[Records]
——————
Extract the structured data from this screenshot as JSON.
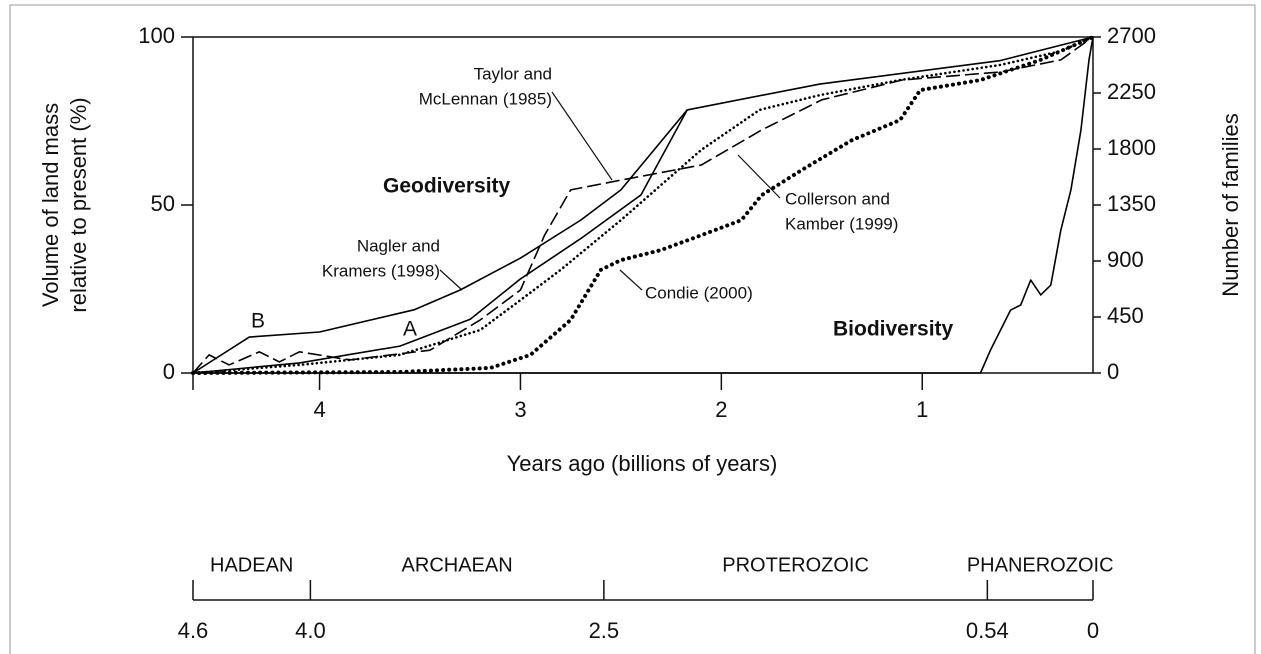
{
  "chart_data": {
    "type": "line",
    "x_label": "Years ago (billions of years)",
    "y_label": [
      "Volume of land mass",
      "relative to present (%)"
    ],
    "y2_label": "Number of families",
    "xlim": [
      4.63,
      0.15
    ],
    "xticks": [
      4,
      3,
      2,
      1
    ],
    "ylim": [
      0,
      100
    ],
    "yticks": [
      0,
      50,
      100
    ],
    "y2lim": [
      0,
      2700
    ],
    "y2ticks": [
      0,
      450,
      900,
      1350,
      1800,
      2250,
      2700
    ],
    "series": [
      {
        "color": "#000000",
        "line_style": "solid",
        "x": [
          4.63,
          4.35,
          4.0,
          3.53,
          3.3,
          3.0,
          2.7,
          2.5,
          2.17,
          1.51,
          0.61,
          0.15
        ],
        "values": [
          0,
          10.7,
          12.2,
          18.8,
          24.7,
          34.2,
          45.5,
          54.5,
          78.3,
          86,
          93,
          100
        ]
      },
      {
        "color": "#000000",
        "line_style": "solid",
        "x": [
          4.63,
          4.1,
          3.6,
          3.25,
          3.0,
          2.7,
          2.4,
          2.17
        ],
        "values": [
          0,
          3,
          8,
          16,
          28,
          40,
          53,
          78.3
        ]
      },
      {
        "color": "#000000",
        "line_style": "dashed",
        "x": [
          4.63,
          4.55,
          4.45,
          4.3,
          4.2,
          4.1,
          3.85,
          3.45,
          3.2,
          3.0,
          2.88,
          2.75,
          2.5,
          2.1,
          1.8,
          1.5,
          1.1,
          0.61,
          0.31,
          0.15
        ],
        "values": [
          0,
          5.4,
          2.4,
          6.3,
          3.3,
          6.3,
          3.9,
          6.8,
          15.8,
          24.7,
          41,
          54.5,
          57.4,
          61.9,
          72.3,
          81.3,
          87.2,
          89.6,
          93.2,
          100
        ]
      },
      {
        "color": "#000000",
        "line_style": "dotted",
        "x": [
          4.63,
          4.1,
          3.6,
          3.2,
          3.0,
          2.8,
          2.5,
          2.1,
          1.81,
          1.51,
          1.11,
          0.61,
          0.31,
          0.15
        ],
        "values": [
          0,
          2.4,
          5.4,
          12.8,
          21.7,
          30.7,
          45.5,
          66.4,
          78.3,
          82.7,
          87.2,
          91.7,
          95.8,
          100
        ]
      },
      {
        "color": "#000000",
        "line_style": "heavy-dotted",
        "x": [
          4.63,
          3.6,
          3.15,
          2.95,
          2.75,
          2.6,
          2.5,
          2.3,
          2.1,
          1.9,
          1.8,
          1.6,
          1.35,
          1.11,
          1.01,
          0.71,
          0.41,
          0.15
        ],
        "values": [
          0,
          0.3,
          1.5,
          5.4,
          15.8,
          30.7,
          33.6,
          36.6,
          41,
          45.5,
          52.9,
          60.4,
          69.3,
          75.3,
          84.2,
          87.2,
          93.2,
          100
        ]
      },
      {
        "color": "#000000",
        "line_style": "solid",
        "axis": "y2",
        "x": [
          4.63,
          0.71,
          0.66,
          0.56,
          0.51,
          0.46,
          0.41,
          0.36,
          0.31,
          0.26,
          0.21,
          0.17,
          0.15
        ],
        "values": [
          0,
          0,
          185,
          506,
          546,
          747,
          627,
          707,
          1149,
          1471,
          1953,
          2515,
          2700
        ]
      }
    ],
    "annotations": [
      {
        "text": [
          "Taylor and",
          "McLennan (1985)"
        ]
      },
      {
        "text": [
          "Geodiversity"
        ]
      },
      {
        "text": [
          "Nagler and",
          "Kramers (1998)"
        ]
      },
      {
        "text": [
          "Collerson and",
          "Kamber (1999)"
        ]
      },
      {
        "text": [
          "Condie (2000)"
        ]
      },
      {
        "text": [
          "B"
        ]
      },
      {
        "text": [
          "A"
        ]
      },
      {
        "text": [
          "Biodiversity"
        ]
      }
    ],
    "eon_scale": {
      "names": [
        "HADEAN",
        "ARCHAEAN",
        "PROTEROZOIC",
        "PHANEROZOIC"
      ],
      "boundaries": [
        {
          "value": 4.6,
          "label": "4.6"
        },
        {
          "value": 4.0,
          "label": "4.0"
        },
        2.5,
        0.54,
        0
      ]
    }
  }
}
——————
• [Task goal]:
Quote the preceding records in their entirety, excluding every picture.

• [Result below]:
Extract the structured data from this screenshot as JSON.
{
  "chart_data": {
    "type": "line",
    "x_label": "Years ago (billions of years)",
    "y_label": [
      "Volume of land mass",
      "relative to present (%)"
    ],
    "y2_label": "Number of families",
    "xlim": [
      4.63,
      0.15
    ],
    "xticks": [
      4,
      3,
      2,
      1
    ],
    "ylim": [
      0,
      100
    ],
    "yticks": [
      0,
      50,
      100
    ],
    "y2lim": [
      0,
      2700
    ],
    "y2ticks": [
      0,
      450,
      900,
      1350,
      1800,
      2250,
      2700
    ],
    "series": [
      {
        "color": "#000000",
        "line_style": "solid",
        "x": [
          4.63,
          4.35,
          4.0,
          3.53,
          3.3,
          3.0,
          2.7,
          2.5,
          2.17,
          1.51,
          0.61,
          0.15
        ],
        "values": [
          0,
          10.7,
          12.2,
          18.8,
          24.7,
          34.2,
          45.5,
          54.5,
          78.3,
          86,
          93,
          100
        ]
      },
      {
        "color": "#000000",
        "line_style": "solid",
        "x": [
          4.63,
          4.1,
          3.6,
          3.25,
          3.0,
          2.7,
          2.4,
          2.17
        ],
        "values": [
          0,
          3,
          8,
          16,
          28,
          40,
          53,
          78.3
        ]
      },
      {
        "color": "#000000",
        "line_style": "dashed",
        "x": [
          4.63,
          4.55,
          4.45,
          4.3,
          4.2,
          4.1,
          3.85,
          3.45,
          3.2,
          3.0,
          2.88,
          2.75,
          2.5,
          2.1,
          1.8,
          1.5,
          1.1,
          0.61,
          0.31,
          0.15
        ],
        "values": [
          0,
          5.4,
          2.4,
          6.3,
          3.3,
          6.3,
          3.9,
          6.8,
          15.8,
          24.7,
          41,
          54.5,
          57.4,
          61.9,
          72.3,
          81.3,
          87.2,
          89.6,
          93.2,
          100
        ]
      },
      {
        "color": "#000000",
        "line_style": "dotted",
        "x": [
          4.63,
          4.1,
          3.6,
          3.2,
          3.0,
          2.8,
          2.5,
          2.1,
          1.81,
          1.51,
          1.11,
          0.61,
          0.31,
          0.15
        ],
        "values": [
          0,
          2.4,
          5.4,
          12.8,
          21.7,
          30.7,
          45.5,
          66.4,
          78.3,
          82.7,
          87.2,
          91.7,
          95.8,
          100
        ]
      },
      {
        "color": "#000000",
        "line_style": "heavy-dotted",
        "x": [
          4.63,
          3.6,
          3.15,
          2.95,
          2.75,
          2.6,
          2.5,
          2.3,
          2.1,
          1.9,
          1.8,
          1.6,
          1.35,
          1.11,
          1.01,
          0.71,
          0.41,
          0.15
        ],
        "values": [
          0,
          0.3,
          1.5,
          5.4,
          15.8,
          30.7,
          33.6,
          36.6,
          41,
          45.5,
          52.9,
          60.4,
          69.3,
          75.3,
          84.2,
          87.2,
          93.2,
          100
        ]
      },
      {
        "color": "#000000",
        "line_style": "solid",
        "axis": "y2",
        "x": [
          4.63,
          0.71,
          0.66,
          0.56,
          0.51,
          0.46,
          0.41,
          0.36,
          0.31,
          0.26,
          0.21,
          0.17,
          0.15
        ],
        "values": [
          0,
          0,
          185,
          506,
          546,
          747,
          627,
          707,
          1149,
          1471,
          1953,
          2515,
          2700
        ]
      }
    ],
    "annotations": [
      {
        "text": [
          "Taylor and",
          "McLennan (1985)"
        ]
      },
      {
        "text": [
          "Geodiversity"
        ]
      },
      {
        "text": [
          "Nagler and",
          "Kramers (1998)"
        ]
      },
      {
        "text": [
          "Collerson and",
          "Kamber (1999)"
        ]
      },
      {
        "text": [
          "Condie (2000)"
        ]
      },
      {
        "text": [
          "B"
        ]
      },
      {
        "text": [
          "A"
        ]
      },
      {
        "text": [
          "Biodiversity"
        ]
      }
    ],
    "eon_scale": {
      "names": [
        "HADEAN",
        "ARCHAEAN",
        "PROTEROZOIC",
        "PHANEROZOIC"
      ],
      "boundaries": [
        {
          "value": 4.6,
          "label": "4.6"
        },
        {
          "value": 4.0,
          "label": "4.0"
        },
        2.5,
        0.54,
        0
      ]
    }
  }
}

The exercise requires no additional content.